Saved entries
####################

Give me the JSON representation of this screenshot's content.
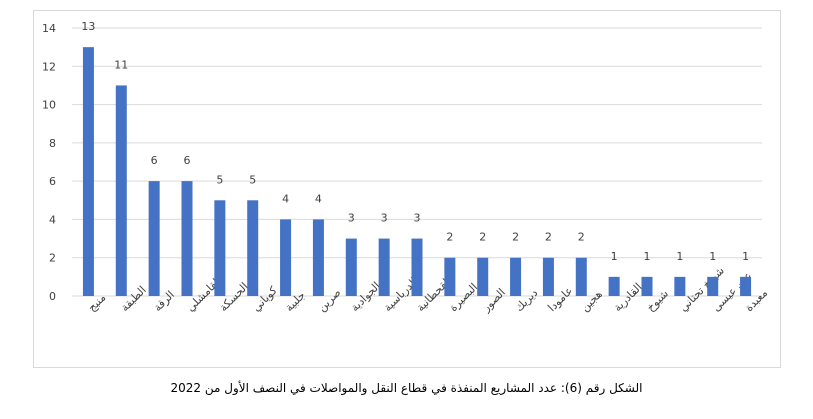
{
  "chart_data": {
    "type": "bar",
    "categories": [
      "منبج",
      "الطبقة",
      "الرقة",
      "القامشلي",
      "الحسكة",
      "كوباني",
      "جلبية",
      "صرين",
      "الجوادية",
      "الدرباسية",
      "القحطانية",
      "البصيرة",
      "الصور",
      "ديريك",
      "عامودا",
      "هجين",
      "القادرية",
      "شيوخ",
      "شيوخ تحتاني",
      "عين عيسى",
      "معبدة"
    ],
    "values": [
      13,
      11,
      6,
      6,
      5,
      5,
      4,
      4,
      3,
      3,
      3,
      2,
      2,
      2,
      2,
      2,
      1,
      1,
      1,
      1,
      1
    ],
    "ylim": [
      0,
      14
    ],
    "yticks": [
      0,
      2,
      4,
      6,
      8,
      10,
      12,
      14
    ],
    "grid": true,
    "legend": "none",
    "bar_color": "#4472C4",
    "grid_color": "#d9d9d9"
  },
  "caption": "الشكل رقم (6): عدد المشاريع المنفذة في قطاع النقل والمواصلات في النصف الأول من 2022"
}
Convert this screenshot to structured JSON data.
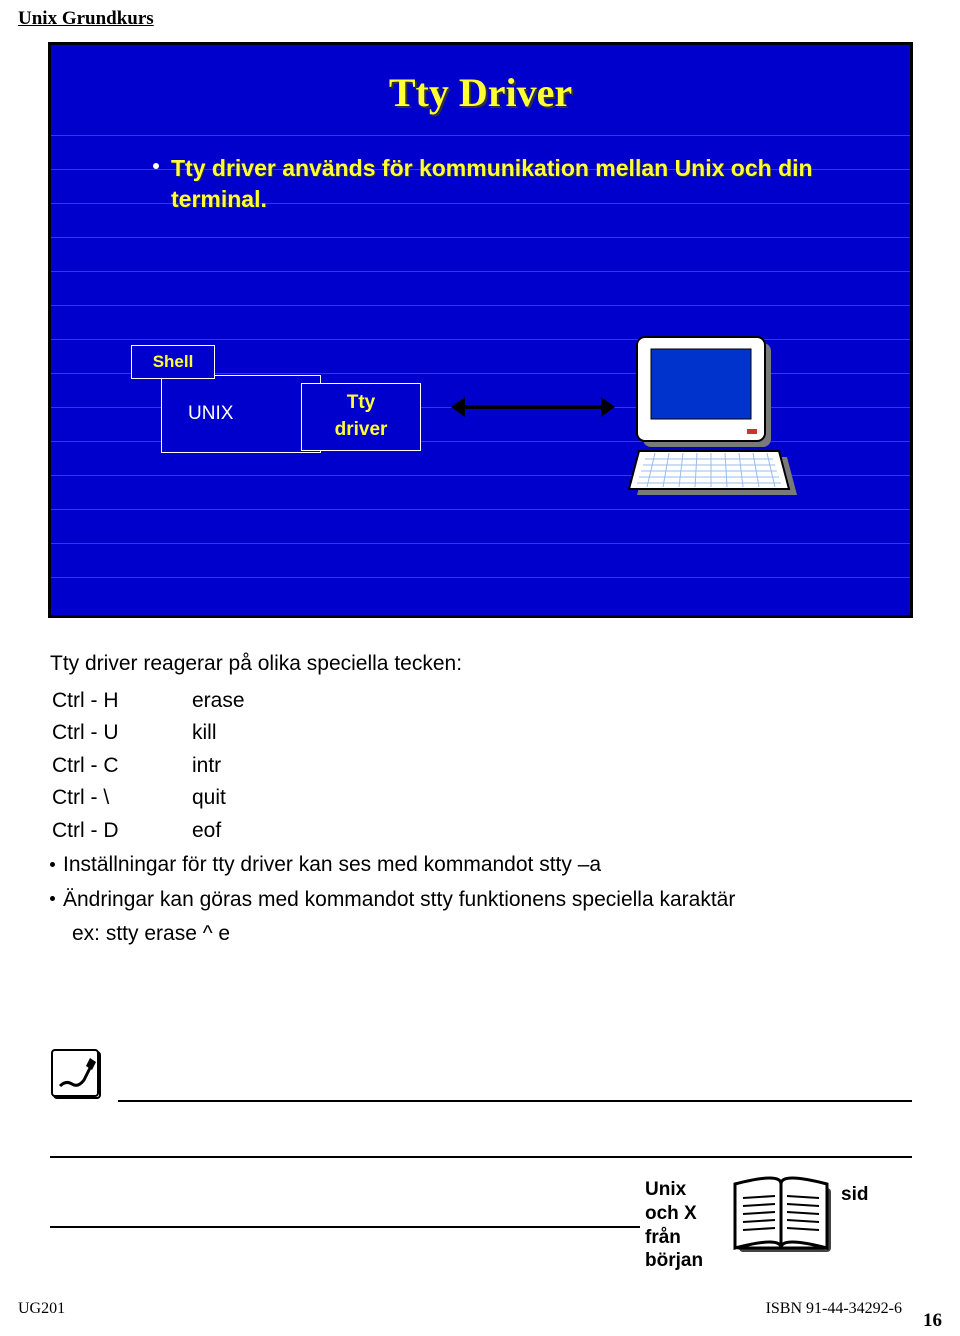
{
  "header": "Unix Grundkurs",
  "slide": {
    "title": "Tty Driver",
    "bullet": "Tty driver används för kommunikation mellan Unix och din terminal.",
    "shell_label": "Shell",
    "unix_label": "UNIX",
    "tty_label_1": "Tty",
    "tty_label_2": "driver",
    "colors": {
      "background": "#0000cc",
      "title_color": "#ffff33",
      "text_color": "#ffff33",
      "box_border": "#ffffff",
      "rule_lines": "#3333ff"
    }
  },
  "body": {
    "intro": "Tty driver reagerar på olika speciella tecken:",
    "keys": [
      {
        "combo": "Ctrl - H",
        "action": "erase"
      },
      {
        "combo": "Ctrl - U",
        "action": "kill"
      },
      {
        "combo": "Ctrl - C",
        "action": "intr"
      },
      {
        "combo": "Ctrl - \\",
        "action": "quit"
      },
      {
        "combo": "Ctrl - D",
        "action": "eof"
      }
    ],
    "bullet1": "Inställningar för tty driver kan ses med kommandot   stty –a",
    "bullet2": "Ändringar kan göras med kommandot stty funktionens speciella karaktär",
    "example": "ex: stty erase  ^ e"
  },
  "book": {
    "line1": "Unix",
    "line2": "och X",
    "line3": "från",
    "line4": "början",
    "sid": "sid"
  },
  "footer": {
    "left": "UG201",
    "right": "ISBN 91-44-34292-6",
    "page": "16"
  }
}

####################

Go through the entries above and pull out each line with "stty" in it.

* CORRECT RESPONSE *
    "bullet1": "Inställningar för tty driver kan ses med kommandot   stty –a",
    "bullet2": "Ändringar kan göras med kommandot stty funktionens speciella karaktär",
    "example": "ex: stty erase  ^ e"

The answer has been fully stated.